The records:
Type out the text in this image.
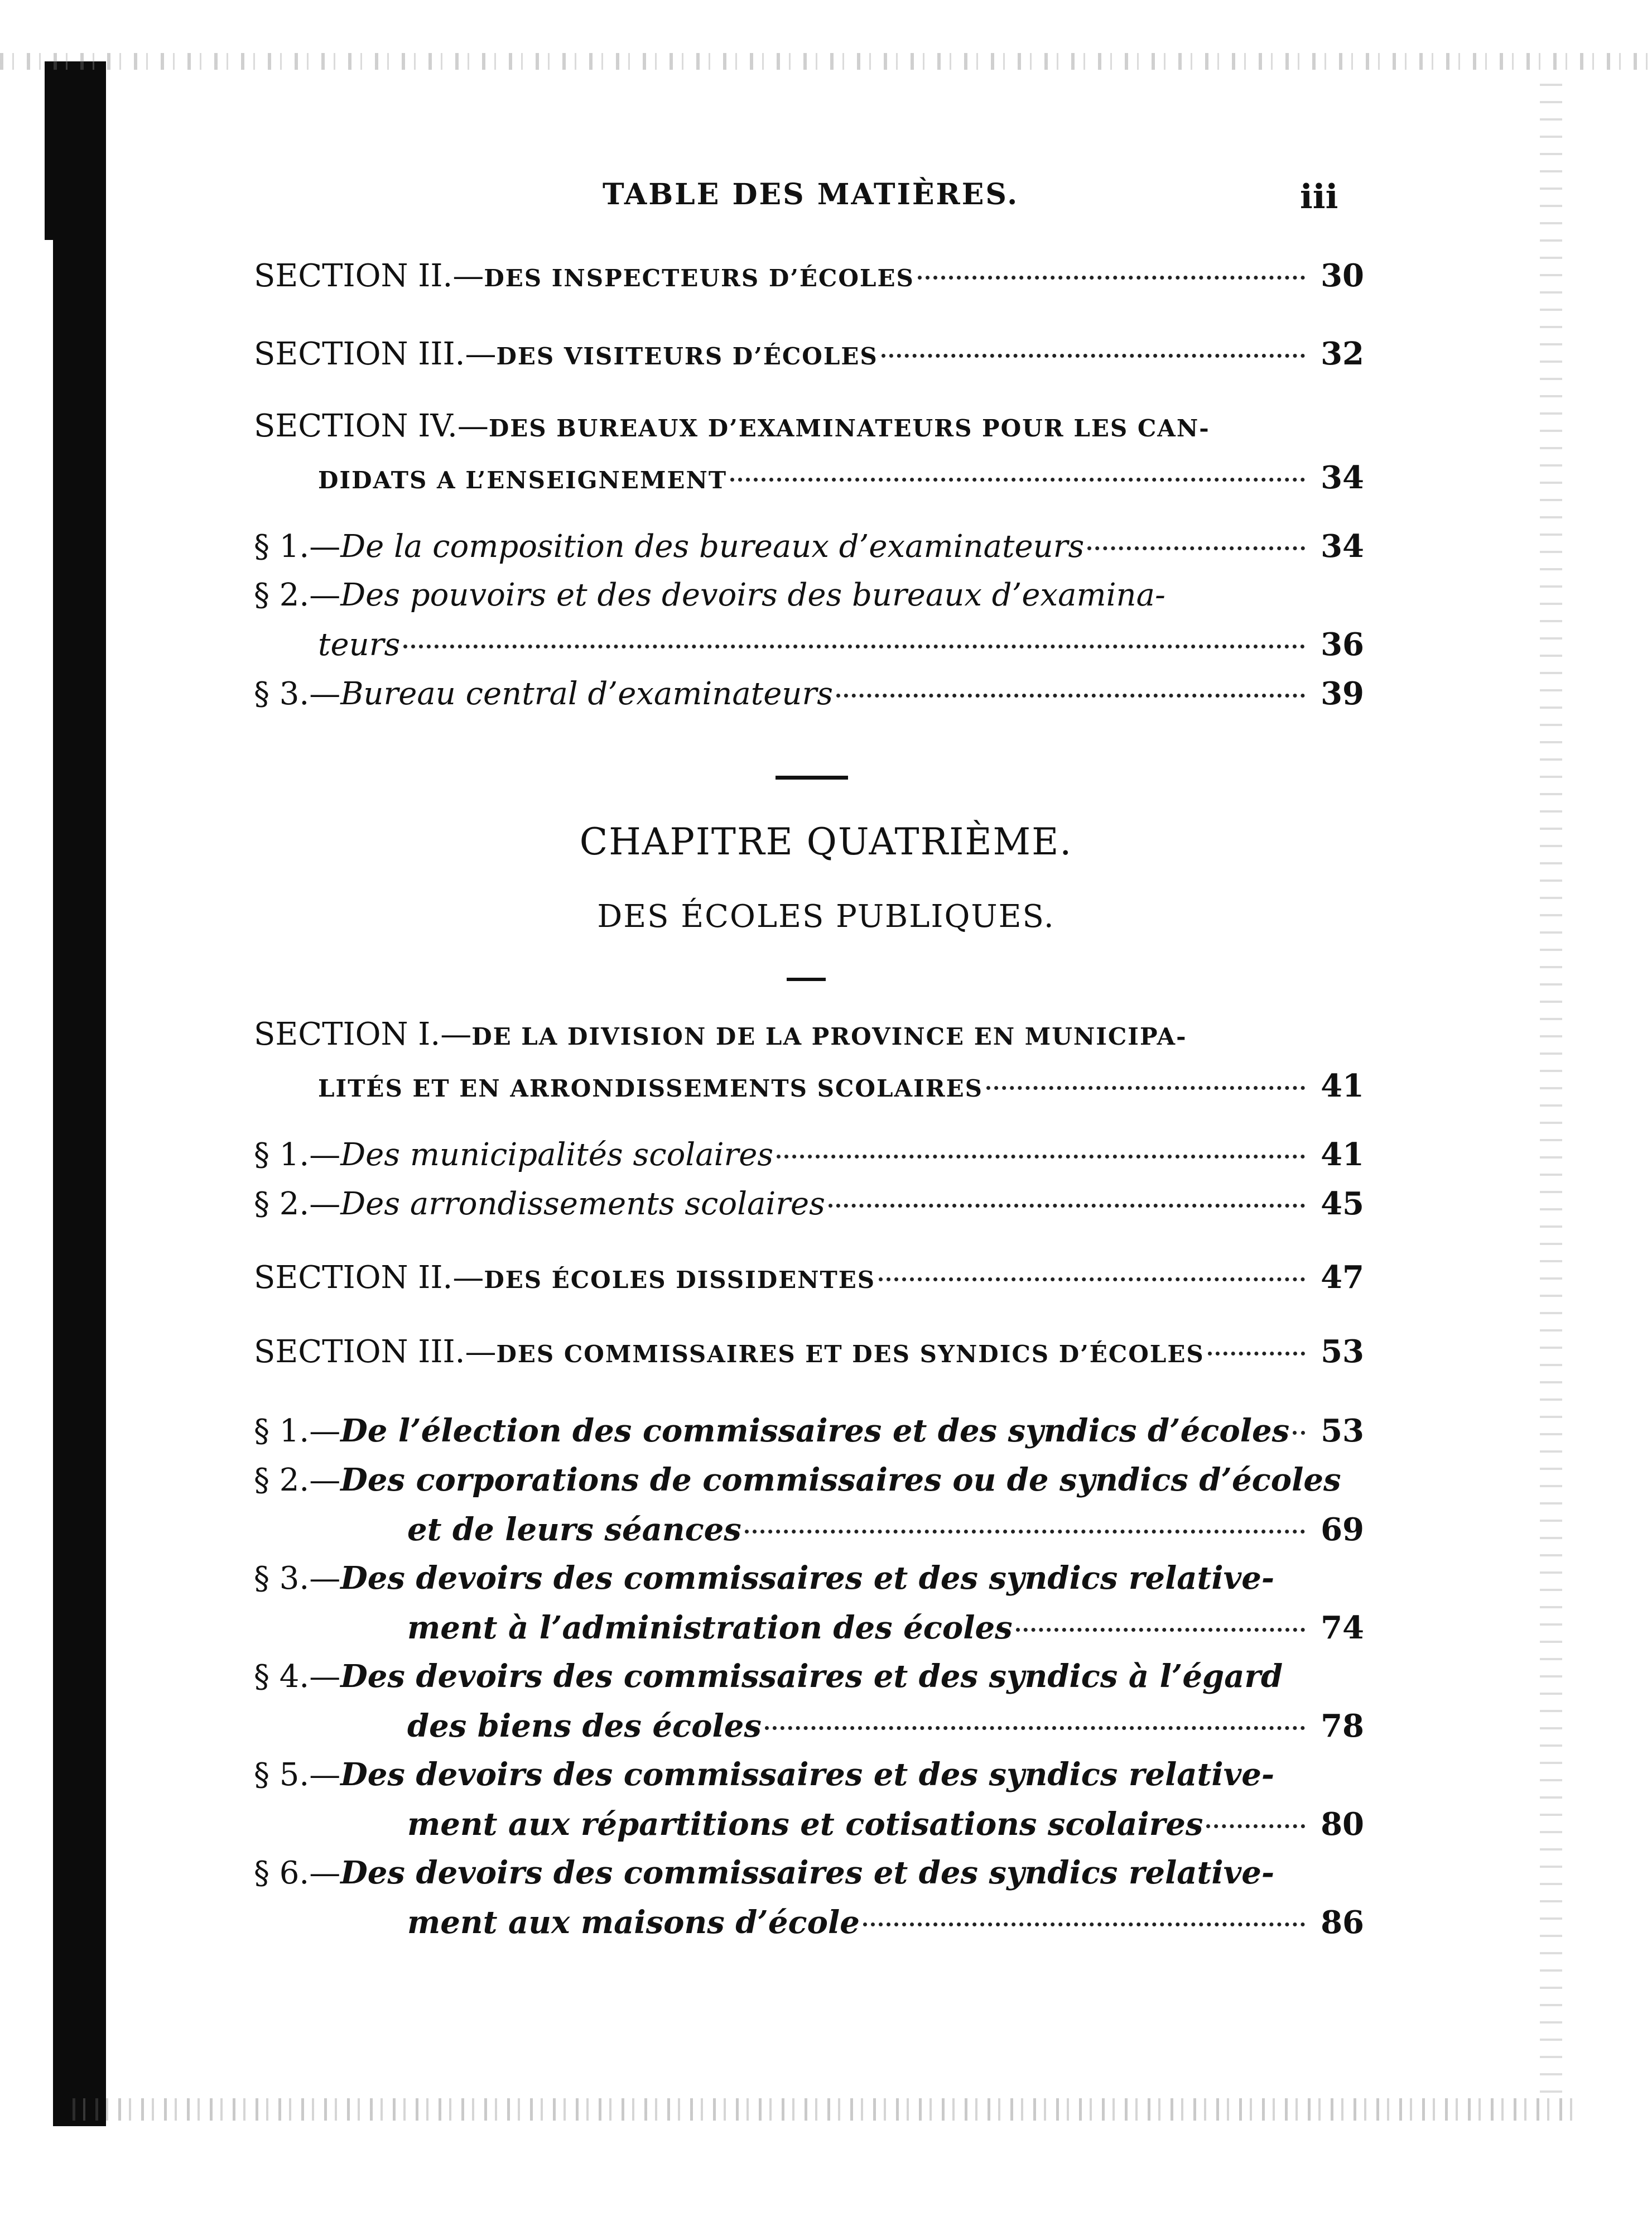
TABLE DES MATIÈRES.	iii
SECTION II.— DES INSPECTEURS D’ÉCOLES	30
SECTION III.— DES VISITEURS D’ÉCOLES	32
SECTION IV.— DES BUREAUX D’EXAMINATEURS POUR LES CAN-
DIDATS A L’ENSEIGNEMENT	34
§ 1.— De la composition des bureaux d’examinateurs	34
§ 2.— Des pouvoirs et des devoirs des bureaux d’examina-
teurs	36
§ 3.— Bureau central d’examinateurs	39
CHAPITRE QUATRIÈME.
DES ÉCOLES PUBLIQUES.
SECTION I.— DE LA DIVISION DE LA PROVINCE EN MUNICIPA-
LITÉS ET EN ARRONDISSEMENTS SCOLAIRES	41
§ 1.— Des municipalités scolaires	41
§ 2.— Des arrondissements scolaires	45
SECTION II.— DES ÉCOLES DISSIDENTES	47
SECTION III.— DES COMMISSAIRES ET DES SYNDICS D’ÉCOLES	53
§ 1.— De l’élection des commissaires et des syndics d’écoles 53
§ 2.— Des corporations de commissaires ou de syndics d’écoles
et de leurs séances	69
§ 3.— Des devoirs des commissaires et des syndics relative-
ment à l’administration des écoles	74
§ 4.— Des devoirs des commissaires et des syndics à l’égard
des biens des écoles	78
§ 5.— Des devoirs des commissaires et des syndics relative-
ment aux répartitions et cotisations scolaires	80
§ 6.— Des devoirs des commissaires et des syndics relative-
ment aux maisons d’école	86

Instruction:
Leave the pictures out, and print every line of the listing exactly as written.

Reply:
Type out the text in this image.
TABLE DES MATIÈRES.	iii
SECTION II.— DES INSPECTEURS D’ÉCOLES	30
SECTION III.— DES VISITEURS D’ÉCOLES	32
SECTION IV.— DES BUREAUX D’EXAMINATEURS POUR LES CAN-
DIDATS A L’ENSEIGNEMENT	34
§ 1.— De la composition des bureaux d’examinateurs	34
§ 2.— Des pouvoirs et des devoirs des bureaux d’examina-
teurs	36
§ 3.— Bureau central d’examinateurs	39
CHAPITRE QUATRIÈME.
DES ÉCOLES PUBLIQUES.
SECTION I.— DE LA DIVISION DE LA PROVINCE EN MUNICIPA-
LITÉS ET EN ARRONDISSEMENTS SCOLAIRES	41
§ 1.— Des municipalités scolaires	41
§ 2.— Des arrondissements scolaires	45
SECTION II.— DES ÉCOLES DISSIDENTES	47
SECTION III.— DES COMMISSAIRES ET DES SYNDICS D’ÉCOLES	53
§ 1.— De l’élection des commissaires et des syndics d’écoles 53
§ 2.— Des corporations de commissaires ou de syndics d’écoles
et de leurs séances	69
§ 3.— Des devoirs des commissaires et des syndics relative-
ment à l’administration des écoles	74
§ 4.— Des devoirs des commissaires et des syndics à l’égard
des biens des écoles	78
§ 5.— Des devoirs des commissaires et des syndics relative-
ment aux répartitions et cotisations scolaires	80
§ 6.— Des devoirs des commissaires et des syndics relative-
ment aux maisons d’école	86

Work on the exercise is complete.